Single by Right Said Fred

from the album Up
- Released: 20 July 1992
- Recorded: 1991
- Genre: Dance-pop
- Length: 5:08 ("Those Simple Things"); 3:38 ("Daydream");
- Label: Tug
- Songwriters: Richard Fairbrass; Fred Fairbrass; Rob Manzoli;
- Producers: Tommy D ("Those Simple Things"); Walter Turbitt ("Daydream");

Right Said Fred singles chronology
| "Deeply Dippy" (1992) | "Those Simple Things" / "Daydream" (1992) | "Stick It Out" (1993) |

= Those Simple Things/Daydream =

"Those Simple Things" and "Daydream" (sometimes subtitled "What a Day for a") are songs by English pop group Right Said Fred, released in July 1992 by Tug Records as a double a-side single, and the fourth and final single from their debut album, Up (1992). "Daydream" is a cover version of the song of the same name by The Lovin' Spoonful.
______________________________
**Set of tasks**:
- a) Using the Right Said Fred single page, explain in one to three sentences why this single carries two song titles instead of one.
- b) According to the Right Said Fred single page, who produced "Daydream"?
- c) Retype the part of the Right Said Fred single page starting with "Right Said Fred singles" and going on through "The Lovin' Spoonful.".

**Data records**:
______________________________
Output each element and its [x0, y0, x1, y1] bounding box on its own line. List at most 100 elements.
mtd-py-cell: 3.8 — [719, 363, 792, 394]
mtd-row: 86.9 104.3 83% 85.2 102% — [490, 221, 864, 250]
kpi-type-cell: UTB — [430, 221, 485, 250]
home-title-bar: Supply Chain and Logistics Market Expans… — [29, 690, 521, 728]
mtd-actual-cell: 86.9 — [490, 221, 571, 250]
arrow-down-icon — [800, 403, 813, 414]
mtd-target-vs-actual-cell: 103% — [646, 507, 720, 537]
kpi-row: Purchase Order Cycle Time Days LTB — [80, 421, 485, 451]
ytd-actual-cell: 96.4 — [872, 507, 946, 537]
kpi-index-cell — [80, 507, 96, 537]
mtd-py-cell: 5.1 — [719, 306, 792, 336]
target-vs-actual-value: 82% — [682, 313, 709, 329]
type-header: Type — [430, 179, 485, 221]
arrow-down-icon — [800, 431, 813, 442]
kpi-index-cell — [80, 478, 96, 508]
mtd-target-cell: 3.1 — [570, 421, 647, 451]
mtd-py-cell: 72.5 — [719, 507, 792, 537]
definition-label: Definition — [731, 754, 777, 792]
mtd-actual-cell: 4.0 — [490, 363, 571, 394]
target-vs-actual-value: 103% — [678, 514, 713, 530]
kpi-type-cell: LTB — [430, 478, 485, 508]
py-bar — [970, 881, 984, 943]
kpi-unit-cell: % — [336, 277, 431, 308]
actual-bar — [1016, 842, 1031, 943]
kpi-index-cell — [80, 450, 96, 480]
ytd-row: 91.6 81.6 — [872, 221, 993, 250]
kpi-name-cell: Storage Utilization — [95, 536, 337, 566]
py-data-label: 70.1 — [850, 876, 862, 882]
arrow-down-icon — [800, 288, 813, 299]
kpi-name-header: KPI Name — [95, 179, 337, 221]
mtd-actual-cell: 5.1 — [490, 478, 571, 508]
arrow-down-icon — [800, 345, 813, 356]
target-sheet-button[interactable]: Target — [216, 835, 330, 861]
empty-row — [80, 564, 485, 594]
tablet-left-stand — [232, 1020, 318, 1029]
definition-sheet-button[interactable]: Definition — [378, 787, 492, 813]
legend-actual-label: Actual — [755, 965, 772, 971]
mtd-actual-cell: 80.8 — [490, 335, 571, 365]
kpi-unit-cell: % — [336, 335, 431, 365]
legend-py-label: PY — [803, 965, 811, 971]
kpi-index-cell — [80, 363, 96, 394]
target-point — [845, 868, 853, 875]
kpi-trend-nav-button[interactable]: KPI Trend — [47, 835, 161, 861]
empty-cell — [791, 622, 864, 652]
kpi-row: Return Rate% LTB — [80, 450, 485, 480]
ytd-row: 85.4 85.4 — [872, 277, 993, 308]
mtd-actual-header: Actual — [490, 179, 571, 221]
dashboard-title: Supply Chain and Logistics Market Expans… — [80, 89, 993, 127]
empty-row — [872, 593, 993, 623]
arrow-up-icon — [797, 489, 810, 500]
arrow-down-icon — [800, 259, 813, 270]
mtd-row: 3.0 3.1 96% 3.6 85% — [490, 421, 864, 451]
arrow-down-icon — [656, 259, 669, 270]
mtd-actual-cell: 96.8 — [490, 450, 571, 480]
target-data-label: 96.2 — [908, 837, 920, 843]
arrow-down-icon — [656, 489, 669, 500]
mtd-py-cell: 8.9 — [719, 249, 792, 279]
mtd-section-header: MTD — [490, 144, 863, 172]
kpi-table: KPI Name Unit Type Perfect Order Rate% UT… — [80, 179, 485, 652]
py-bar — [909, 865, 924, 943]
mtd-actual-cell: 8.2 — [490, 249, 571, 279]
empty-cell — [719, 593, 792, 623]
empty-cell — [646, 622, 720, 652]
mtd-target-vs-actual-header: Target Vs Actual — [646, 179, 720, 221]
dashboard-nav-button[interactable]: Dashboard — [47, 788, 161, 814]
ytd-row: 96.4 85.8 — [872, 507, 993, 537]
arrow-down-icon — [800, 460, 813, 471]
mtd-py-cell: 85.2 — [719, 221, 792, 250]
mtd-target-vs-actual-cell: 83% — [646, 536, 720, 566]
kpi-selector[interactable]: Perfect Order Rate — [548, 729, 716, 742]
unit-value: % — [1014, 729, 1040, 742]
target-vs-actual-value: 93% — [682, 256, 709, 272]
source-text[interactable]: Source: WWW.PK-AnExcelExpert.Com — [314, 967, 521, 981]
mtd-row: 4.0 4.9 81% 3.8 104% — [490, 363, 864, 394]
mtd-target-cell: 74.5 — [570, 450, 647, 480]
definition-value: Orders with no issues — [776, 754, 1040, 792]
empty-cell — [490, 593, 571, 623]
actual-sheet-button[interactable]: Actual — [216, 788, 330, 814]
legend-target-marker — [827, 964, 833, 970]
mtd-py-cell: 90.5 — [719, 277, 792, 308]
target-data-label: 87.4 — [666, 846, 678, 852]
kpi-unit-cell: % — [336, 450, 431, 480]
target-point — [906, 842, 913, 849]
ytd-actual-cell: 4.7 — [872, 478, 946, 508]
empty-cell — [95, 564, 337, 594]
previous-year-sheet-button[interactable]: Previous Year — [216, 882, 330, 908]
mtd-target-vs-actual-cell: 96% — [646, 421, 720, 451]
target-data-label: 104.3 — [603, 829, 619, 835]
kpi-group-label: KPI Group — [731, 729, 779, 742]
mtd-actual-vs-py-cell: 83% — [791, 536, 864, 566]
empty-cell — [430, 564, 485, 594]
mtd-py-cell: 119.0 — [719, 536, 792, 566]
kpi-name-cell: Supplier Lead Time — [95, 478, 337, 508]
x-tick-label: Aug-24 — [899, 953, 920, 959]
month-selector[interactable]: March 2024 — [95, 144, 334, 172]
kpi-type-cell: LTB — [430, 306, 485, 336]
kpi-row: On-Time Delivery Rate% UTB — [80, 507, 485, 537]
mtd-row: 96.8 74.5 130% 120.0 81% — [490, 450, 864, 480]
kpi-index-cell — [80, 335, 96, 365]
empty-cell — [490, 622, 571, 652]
______________________________
**List of solutions**:
- a) It carries two titles because Tug Records released "Those Simple Things" and "Daydream" together in July 1992 as a double a-side single. Both songs share the billing as its a-sides.

- b) Walter Turbitt.

- c)
Right Said Fred singles chronology
| "Deeply Dippy" (1992) | "Those Simple Things" / "Daydream" (1992) | "Stick It Out" (1993) |

= Those Simple Things/Daydream =

"Those Simple Things" and "Daydream" (sometimes subtitled "What a Day for a") are songs by English pop group Right Said Fred, released in July 1992 by Tug Records as a double a-side single, and the fourth and final single from their debut album, Up (1992). "Daydream" is a cover version of the song of the same name by The Lovin' Spoonful.